*Exercise:* Please output the records below in full, exactly as given, but without the images.

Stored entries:
* * * * *

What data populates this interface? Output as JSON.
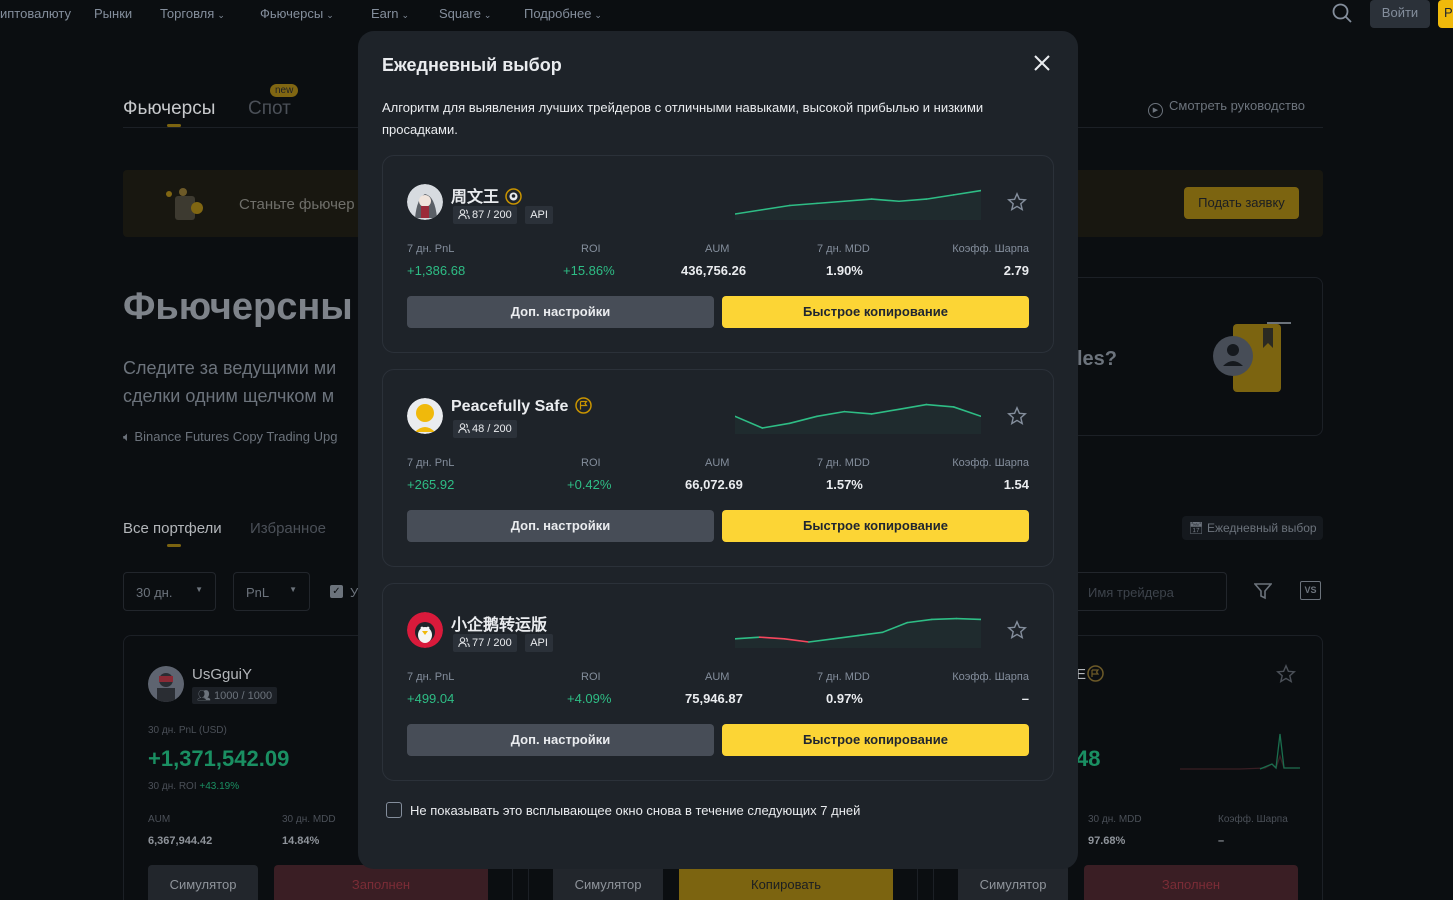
{
  "topnav": {
    "items": [
      "иптовалюту",
      "Рынки",
      "Торговля",
      "Фьючерсы",
      "Earn",
      "Square",
      "Подробнее"
    ],
    "login": "Войти",
    "register": "Р"
  },
  "background": {
    "tabs": [
      "Фьючерсы",
      "Спот"
    ],
    "new_badge": "new",
    "guide": "Смотреть руководство",
    "banner_text": "Станьте фьючер",
    "apply_button": "Подать заявку",
    "hero_title": "Фьючерсны",
    "hero_subtitle_1": "Следите за ведущими ми",
    "hero_subtitle_2": "сделки одним щелчком м",
    "announcement": "Binance Futures Copy Trading Upg",
    "promo_text": "les?",
    "list_tabs": [
      "Все портфели",
      "Избранное"
    ],
    "daily_pick_button": "Ежедневный выбор",
    "filter_period": "30 дн.",
    "filter_sort": "PnL",
    "filter_check_label": "У",
    "search_placeholder": "Имя трейдера",
    "vs": "VS",
    "cards": [
      {
        "name": "UsGguiY",
        "followers": "1000 / 1000",
        "pnl_label": "30 дн. PnL (USD)",
        "pnl": "+1,371,542.09",
        "roi_label": "30 дн. ROI",
        "roi": "+43.19%",
        "aum_label": "AUM",
        "aum": "6,367,944.42",
        "mdd_label": "30 дн. MDD",
        "mdd": "14.84%",
        "sim": "Симулятор",
        "action": "Заполнен"
      },
      {
        "sim": "Симулятор",
        "action": "Копировать"
      },
      {
        "name_tail": "E",
        "pnl_tail": "48",
        "mdd_label": "30 дн. MDD",
        "mdd": "97.68%",
        "sharpe_label": "Коэфф. Шарпа",
        "sharpe": "–",
        "sim": "Симулятор",
        "action": "Заполнен"
      }
    ]
  },
  "modal": {
    "title": "Ежедневный выбор",
    "description": "Алгоритм для выявления лучших трейдеров с отличными навыками, высокой прибылью и низкими просадками.",
    "metric_labels": [
      "7 дн. PnL",
      "ROI",
      "AUM",
      "7 дн. MDD",
      "Коэфф. Шарпа"
    ],
    "settings_label": "Доп. настройки",
    "copy_label": "Быстрое копирование",
    "dont_show": "Не показывать это всплывающее окно снова в течение следующих 7 дней",
    "traders": [
      {
        "name": "周文王",
        "followers": "87 / 200",
        "api": "API",
        "pnl": "+1,386.68",
        "roi": "+15.86%",
        "aum": "436,756.26",
        "mdd": "1.90%",
        "sharpe": "2.79",
        "spark": [
          5,
          6,
          7,
          7.5,
          8,
          8.5,
          8,
          8.5,
          9.5,
          10.5
        ]
      },
      {
        "name": "Peacefully Safe",
        "followers": "48 / 200",
        "api": "",
        "pnl": "+265.92",
        "roi": "+0.42%",
        "aum": "66,072.69",
        "mdd": "1.57%",
        "sharpe": "1.54",
        "spark": [
          9,
          8.5,
          8.7,
          9,
          9.2,
          9.1,
          9.3,
          9.5,
          9.4,
          9
        ]
      },
      {
        "name": "小企鹅转运版",
        "followers": "77 / 200",
        "api": "API",
        "pnl": "+499.04",
        "roi": "+4.09%",
        "aum": "75,946.87",
        "mdd": "0.97%",
        "sharpe": "–",
        "spark": [
          5,
          6,
          5,
          3,
          5,
          7,
          9,
          15,
          17,
          17.5,
          17
        ]
      }
    ]
  },
  "colors": {
    "accent": "#fcd535",
    "positive": "#2ebd85",
    "negative": "#f6465d",
    "modal_bg": "#1e2329",
    "page_bg": "#0b0e11"
  }
}
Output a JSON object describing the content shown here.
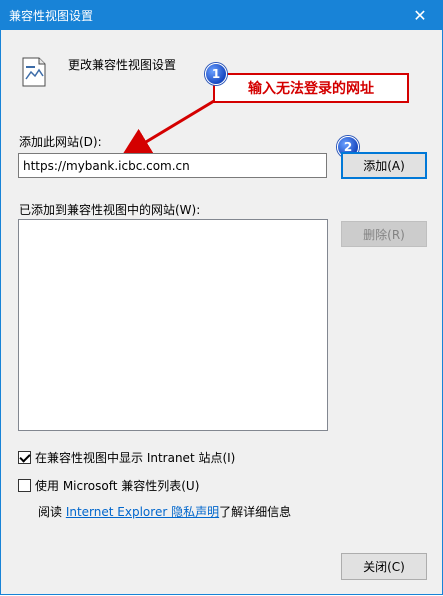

* * * * *

*Answer to the exercise:*
What data populates this interface? Output as JSON.
{
  "topnav": {
    "items": [
      "иптовалюту",
      "Рынки",
      "Торговля",
      "Фьючерсы",
      "Earn",
      "Square",
      "Подробнее"
    ],
    "login": "Войти",
    "register": "Р"
  },
  "background": {
    "tabs": [
      "Фьючерсы",
      "Спот"
    ],
    "new_badge": "new",
    "guide": "Смотреть руководство",
    "banner_text": "Станьте фьючер",
    "apply_button": "Подать заявку",
    "hero_title": "Фьючерсны",
    "hero_subtitle_1": "Следите за ведущими ми",
    "hero_subtitle_2": "сделки одним щелчком м",
    "announcement": "Binance Futures Copy Trading Upg",
    "promo_text": "les?",
    "list_tabs": [
      "Все портфели",
      "Избранное"
    ],
    "daily_pick_button": "Ежедневный выбор",
    "filter_period": "30 дн.",
    "filter_sort": "PnL",
    "filter_check_label": "У",
    "search_placeholder": "Имя трейдера",
    "vs": "VS",
    "cards": [
      {
        "name": "UsGguiY",
        "followers": "1000 / 1000",
        "pnl_label": "30 дн. PnL (USD)",
        "pnl": "+1,371,542.09",
        "roi_label": "30 дн. ROI",
        "roi": "+43.19%",
        "aum_label": "AUM",
        "aum": "6,367,944.42",
        "mdd_label": "30 дн. MDD",
        "mdd": "14.84%",
        "sim": "Симулятор",
        "action": "Заполнен"
      },
      {
        "sim": "Симулятор",
        "action": "Копировать"
      },
      {
        "name_tail": "E",
        "pnl_tail": "48",
        "mdd_label": "30 дн. MDD",
        "mdd": "97.68%",
        "sharpe_label": "Коэфф. Шарпа",
        "sharpe": "–",
        "sim": "Симулятор",
        "action": "Заполнен"
      }
    ]
  },
  "modal": {
    "title": "Ежедневный выбор",
    "description": "Алгоритм для выявления лучших трейдеров с отличными навыками, высокой прибылью и низкими просадками.",
    "metric_labels": [
      "7 дн. PnL",
      "ROI",
      "AUM",
      "7 дн. MDD",
      "Коэфф. Шарпа"
    ],
    "settings_label": "Доп. настройки",
    "copy_label": "Быстрое копирование",
    "dont_show": "Не показывать это всплывающее окно снова в течение следующих 7 дней",
    "traders": [
      {
        "name": "周文王",
        "followers": "87 / 200",
        "api": "API",
        "pnl": "+1,386.68",
        "roi": "+15.86%",
        "aum": "436,756.26",
        "mdd": "1.90%",
        "sharpe": "2.79",
        "spark": [
          5,
          6,
          7,
          7.5,
          8,
          8.5,
          8,
          8.5,
          9.5,
          10.5
        ]
      },
      {
        "name": "Peacefully Safe",
        "followers": "48 / 200",
        "api": "",
        "pnl": "+265.92",
        "roi": "+0.42%",
        "aum": "66,072.69",
        "mdd": "1.57%",
        "sharpe": "1.54",
        "spark": [
          9,
          8.5,
          8.7,
          9,
          9.2,
          9.1,
          9.3,
          9.5,
          9.4,
          9
        ]
      },
      {
        "name": "小企鹅转运版",
        "followers": "77 / 200",
        "api": "API",
        "pnl": "+499.04",
        "roi": "+4.09%",
        "aum": "75,946.87",
        "mdd": "0.97%",
        "sharpe": "–",
        "spark": [
          5,
          6,
          5,
          3,
          5,
          7,
          9,
          15,
          17,
          17.5,
          17
        ]
      }
    ]
  },
  "colors": {
    "accent": "#fcd535",
    "positive": "#2ebd85",
    "negative": "#f6465d",
    "modal_bg": "#1e2329",
    "page_bg": "#0b0e11"
  }
}
Output a JSON object describing the content shown here.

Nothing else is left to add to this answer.